● **Exercise aim**:
Omit every picture and write out the rest of the records exactly.

● **Material**:
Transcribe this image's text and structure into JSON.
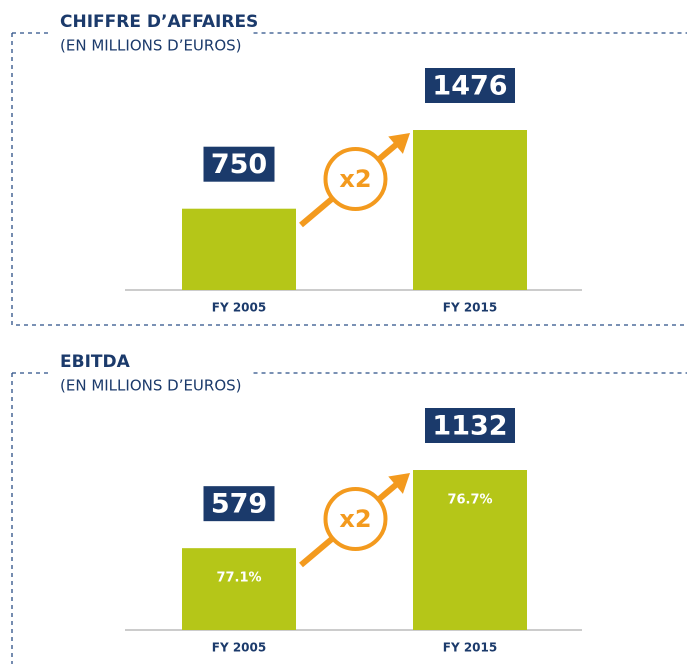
{
  "chart_data": [
    {
      "type": "bar",
      "title": "CHIFFRE D’AFFAIRES",
      "subtitle": "(EN MILLIONS D’EUROS)",
      "categories": [
        "FY 2005",
        "FY 2015"
      ],
      "values": [
        750,
        1476
      ],
      "color": "#b5c618",
      "label_color": "#1b3a6b",
      "annotation": "x2",
      "annotation_color": "#f39a1e"
    },
    {
      "type": "bar",
      "title": "EBITDA",
      "subtitle": "(EN MILLIONS D’EUROS)",
      "categories": [
        "FY 2005",
        "FY 2015"
      ],
      "values": [
        579,
        1132
      ],
      "color": "#b5c618",
      "label_color": "#1b3a6b",
      "inner_labels": [
        "77.1%",
        "76.7%"
      ],
      "annotation": "x2",
      "annotation_color": "#f39a1e"
    }
  ]
}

● **Result**:
Transcribe this image's text and structure into JSON.
{
  "chart_data": [
    {
      "type": "bar",
      "title": "CHIFFRE D’AFFAIRES",
      "subtitle": "(EN MILLIONS D’EUROS)",
      "categories": [
        "FY 2005",
        "FY 2015"
      ],
      "values": [
        750,
        1476
      ],
      "color": "#b5c618",
      "label_color": "#1b3a6b",
      "annotation": "x2",
      "annotation_color": "#f39a1e"
    },
    {
      "type": "bar",
      "title": "EBITDA",
      "subtitle": "(EN MILLIONS D’EUROS)",
      "categories": [
        "FY 2005",
        "FY 2015"
      ],
      "values": [
        579,
        1132
      ],
      "color": "#b5c618",
      "label_color": "#1b3a6b",
      "inner_labels": [
        "77.1%",
        "76.7%"
      ],
      "annotation": "x2",
      "annotation_color": "#f39a1e"
    }
  ]
}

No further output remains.